Work instructions:
**a)** Translate this sentence from the passage on Spanish air defense into Spanish: "The NATO AWACS also serves to fill in radar gaps in the south, especially against low-fliers."
**b)** From the listing, copy the lines word for word, starting with the line that contains "datastore-name: ESX3DS03 xyxy=(290,314,356,330)" and going on through the line that contains "vm-storage-policy-value: Datastore Default".

::: Source text

Even in the event of ruptured relations, the Maghreb nations
pose very little military threat to Spanish territory. The Spanish Air Force
will replace its older U.S.-supplied radars and command and control systems
with a modern SIMCA system (Sistema Integrado de Mando y Control Aereo),
featuring three-dimensional radars, NATO and AWACS interoperability, and
hardened command bunkers at Morón, Torrejón, and Canary Island sites.
The NATO AWACS also serves to fill in radar gaps in the south, especially
against low-fliers. Fighter squadrons are well exercised in the defense of
Spanish airspace, and, with a few deployments from garrison bases-e. g., to the
Balearic and Canary Islands-should be capable of handling a level of intrusion
in excess of the threat.

::::::
::: Records supplied

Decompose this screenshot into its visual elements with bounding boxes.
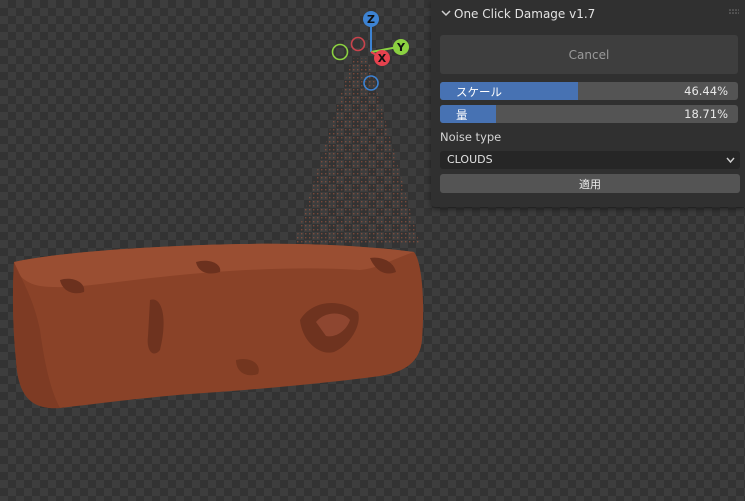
scale-slider-value: 46.44% xyxy=(684,84,728,98)
amount-slider-value: 18.71% xyxy=(684,107,728,121)
amount-slider-label: 量 xyxy=(456,108,468,122)
scale-slider-label: スケール xyxy=(456,85,502,99)
noise-type-dropdown[interactable]: CLOUDS xyxy=(440,151,740,169)
3d-viewport[interactable]: Z Y X One Click Damage v1.7 Cancel スケール xyxy=(0,0,745,501)
amount-slider-fill xyxy=(440,105,496,123)
gizmo-z-label: Z xyxy=(367,13,375,26)
one-click-damage-panel: One Click Damage v1.7 Cancel スケール 46.44%… xyxy=(431,0,745,207)
panel-header[interactable]: One Click Damage v1.7 xyxy=(431,0,745,28)
chevron-down-icon xyxy=(726,157,735,164)
scale-slider[interactable]: スケール 46.44% xyxy=(440,82,738,100)
gizmo-neg-x[interactable] xyxy=(350,36,366,52)
light-cone xyxy=(294,58,420,245)
noise-type-value: CLOUDS xyxy=(447,153,493,166)
gizmo-x-label: X xyxy=(378,52,387,65)
drag-grip-icon[interactable] xyxy=(729,9,739,15)
brick-mesh[interactable] xyxy=(12,243,424,409)
noise-type-label: Noise type xyxy=(440,130,502,144)
apply-button[interactable]: 適用 xyxy=(440,174,740,193)
gizmo-neg-y[interactable] xyxy=(331,43,349,61)
amount-slider[interactable]: 量 18.71% xyxy=(440,105,738,123)
chevron-down-icon[interactable] xyxy=(440,7,452,19)
panel-title: One Click Damage v1.7 xyxy=(454,7,596,21)
gizmo-y-label: Y xyxy=(396,41,406,54)
cancel-button[interactable]: Cancel xyxy=(440,35,738,74)
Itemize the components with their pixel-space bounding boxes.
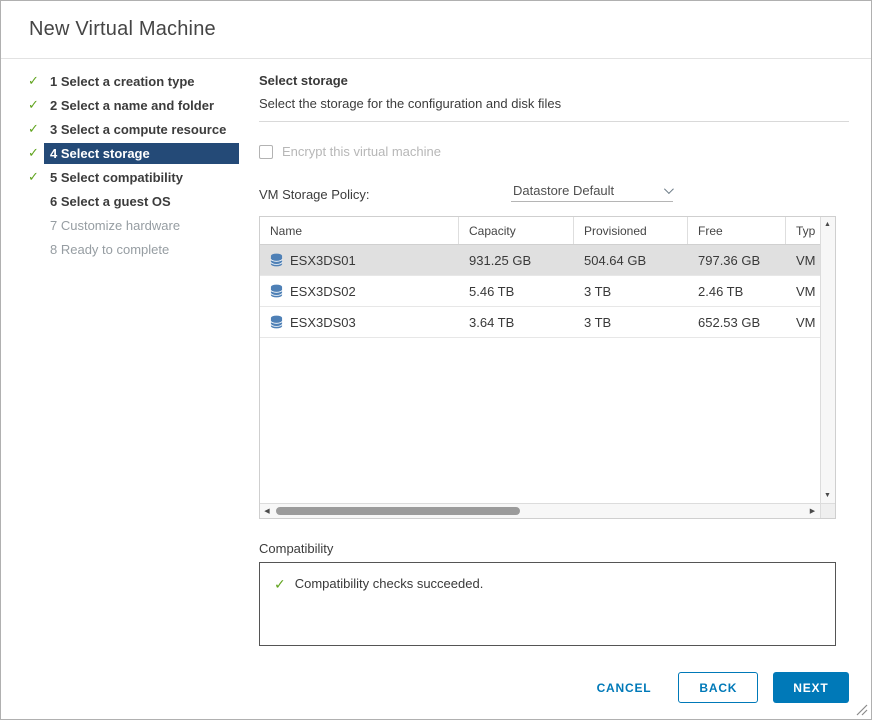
datastore-name: ESX3DS03 xyxy=(290,314,356,330)
column-header-provisioned[interactable]: Provisioned xyxy=(574,217,688,244)
chevron-down-icon xyxy=(663,184,674,195)
vm-storage-policy-value: Datastore Default xyxy=(513,183,615,198)
datastore-table: Name Capacity Provisioned Free Typ ESX3D… xyxy=(259,216,836,519)
horizontal-scrollbar-track[interactable] xyxy=(274,504,806,518)
cell-capacity: 931.25 GB xyxy=(469,252,532,268)
scroll-right-icon[interactable]: ▶ xyxy=(806,507,820,516)
scrollbar-corner xyxy=(819,503,835,518)
datastore-row-esx3ds01[interactable]: ESX3DS01 931.25 GB 504.64 GB 797.36 GB V… xyxy=(260,245,820,276)
step-item-2[interactable]: ✓ 2 Select a name and folder xyxy=(28,93,239,117)
horizontal-scrollbar-thumb[interactable] xyxy=(276,507,521,515)
encrypt-vm-checkbox[interactable] xyxy=(259,144,273,159)
cell-provisioned: 3 TB xyxy=(584,314,612,330)
new-vm-wizard-dialog: New Virtual Machine ✓ 1 Select a creatio… xyxy=(0,0,872,720)
cell-provisioned: 504.64 GB xyxy=(584,252,647,268)
vm-storage-policy-select[interactable]: Datastore Default xyxy=(511,183,674,202)
step-item-4-current[interactable]: ✓ 4 Select storage xyxy=(28,141,239,165)
check-icon: ✓ xyxy=(28,73,39,88)
scroll-down-icon[interactable]: ▼ xyxy=(821,491,835,500)
step-item-5[interactable]: ✓ 5 Select compatibility xyxy=(28,165,239,189)
step-item-8: 8 Ready to complete xyxy=(28,237,239,261)
step-label: 3 Select a compute resource xyxy=(50,121,227,137)
column-header-name[interactable]: Name xyxy=(260,217,459,244)
vm-storage-policy-label: VM Storage Policy: xyxy=(259,187,370,202)
cell-free: 797.36 GB xyxy=(698,252,761,268)
wizard-footer: CANCEL BACK NEXT xyxy=(259,672,849,703)
datastore-name: ESX3DS02 xyxy=(290,283,356,299)
step-item-1[interactable]: ✓ 1 Select a creation type xyxy=(28,69,239,93)
next-button[interactable]: NEXT xyxy=(773,672,849,703)
step-item-7: 7 Customize hardware xyxy=(28,213,239,237)
step-label: 4 Select storage xyxy=(44,142,239,164)
check-icon: ✓ xyxy=(28,145,39,160)
datastore-row-esx3ds02[interactable]: ESX3DS02 5.46 TB 3 TB 2.46 TB VM xyxy=(260,276,820,307)
step-label: 5 Select compatibility xyxy=(50,169,183,185)
cell-type: VM xyxy=(796,252,816,268)
datastore-icon xyxy=(270,253,283,267)
step-label: 8 Ready to complete xyxy=(50,241,170,257)
cell-capacity: 3.64 TB xyxy=(469,314,515,330)
cell-type: VM xyxy=(796,283,816,299)
vertical-scrollbar[interactable]: ▲ ▼ xyxy=(819,217,835,503)
dialog-title: New Virtual Machine xyxy=(29,18,216,40)
step-label: 6 Select a guest OS xyxy=(50,193,171,209)
cell-type: VM xyxy=(796,314,816,330)
column-header-free[interactable]: Free xyxy=(688,217,786,244)
cell-free: 652.53 GB xyxy=(698,314,761,330)
vm-storage-policy-row: VM Storage Policy: Datastore Default xyxy=(259,183,849,202)
success-check-icon: ✓ xyxy=(274,576,286,592)
step-label: 2 Select a name and folder xyxy=(50,97,215,113)
scroll-up-icon[interactable]: ▲ xyxy=(821,220,835,229)
encrypt-vm-option: Encrypt this virtual machine xyxy=(259,144,849,159)
wizard-content: Select storage Select the storage for th… xyxy=(239,59,871,719)
check-icon: ✓ xyxy=(28,97,39,112)
cell-capacity: 5.46 TB xyxy=(469,283,515,299)
cell-free: 2.46 TB xyxy=(698,283,744,299)
divider xyxy=(259,121,849,122)
horizontal-scrollbar[interactable]: ◀ ▶ xyxy=(260,503,820,518)
cell-provisioned: 3 TB xyxy=(584,283,612,299)
compatibility-box: ✓ Compatibility checks succeeded. xyxy=(259,562,836,646)
step-label: 7 Customize hardware xyxy=(50,217,181,233)
cancel-button[interactable]: CANCEL xyxy=(583,672,666,703)
compatibility-label: Compatibility xyxy=(259,541,334,556)
page-subheading: Select the storage for the configuration… xyxy=(259,96,562,111)
step-item-6[interactable]: 6 Select a guest OS xyxy=(28,189,239,213)
datastore-icon xyxy=(270,315,283,329)
datastore-table-header: Name Capacity Provisioned Free Typ xyxy=(260,217,820,245)
datastore-name: ESX3DS01 xyxy=(290,252,356,268)
dialog-titlebar: New Virtual Machine xyxy=(1,1,871,59)
compatibility-message: Compatibility checks succeeded. xyxy=(294,576,484,591)
datastore-row-esx3ds03[interactable]: ESX3DS03 3.64 TB 3 TB 652.53 GB VM xyxy=(260,307,820,338)
step-label: 1 Select a creation type xyxy=(50,73,195,89)
step-item-3[interactable]: ✓ 3 Select a compute resource xyxy=(28,117,239,141)
resize-grip-icon[interactable] xyxy=(855,703,868,716)
column-header-capacity[interactable]: Capacity xyxy=(459,217,574,244)
column-header-type[interactable]: Typ xyxy=(786,217,820,244)
page-heading: Select storage xyxy=(259,73,348,88)
check-icon: ✓ xyxy=(28,169,39,184)
datastore-icon xyxy=(270,284,283,298)
check-icon: ✓ xyxy=(28,121,39,136)
scroll-left-icon[interactable]: ◀ xyxy=(260,507,274,516)
wizard-steps-nav: ✓ 1 Select a creation type ✓ 2 Select a … xyxy=(1,59,239,719)
encrypt-vm-label: Encrypt this virtual machine xyxy=(282,144,441,159)
back-button[interactable]: BACK xyxy=(678,672,759,703)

::::::

Task answers:
**a)** El AWACS de la OTAN también sirve para cubrir los vacíos de radar en el sur, especialmente frente a los aviones que vuelan a baja altura.

**b)**
datastore-name: ESX3DS03 xyxy=(290,314,356,330)
column-header-provisioned[interactable]: Provisioned xyxy=(574,217,688,244)
chevron-down-icon xyxy=(663,184,674,195)
vm-storage-policy-value: Datastore Default xyxy=(513,183,615,198)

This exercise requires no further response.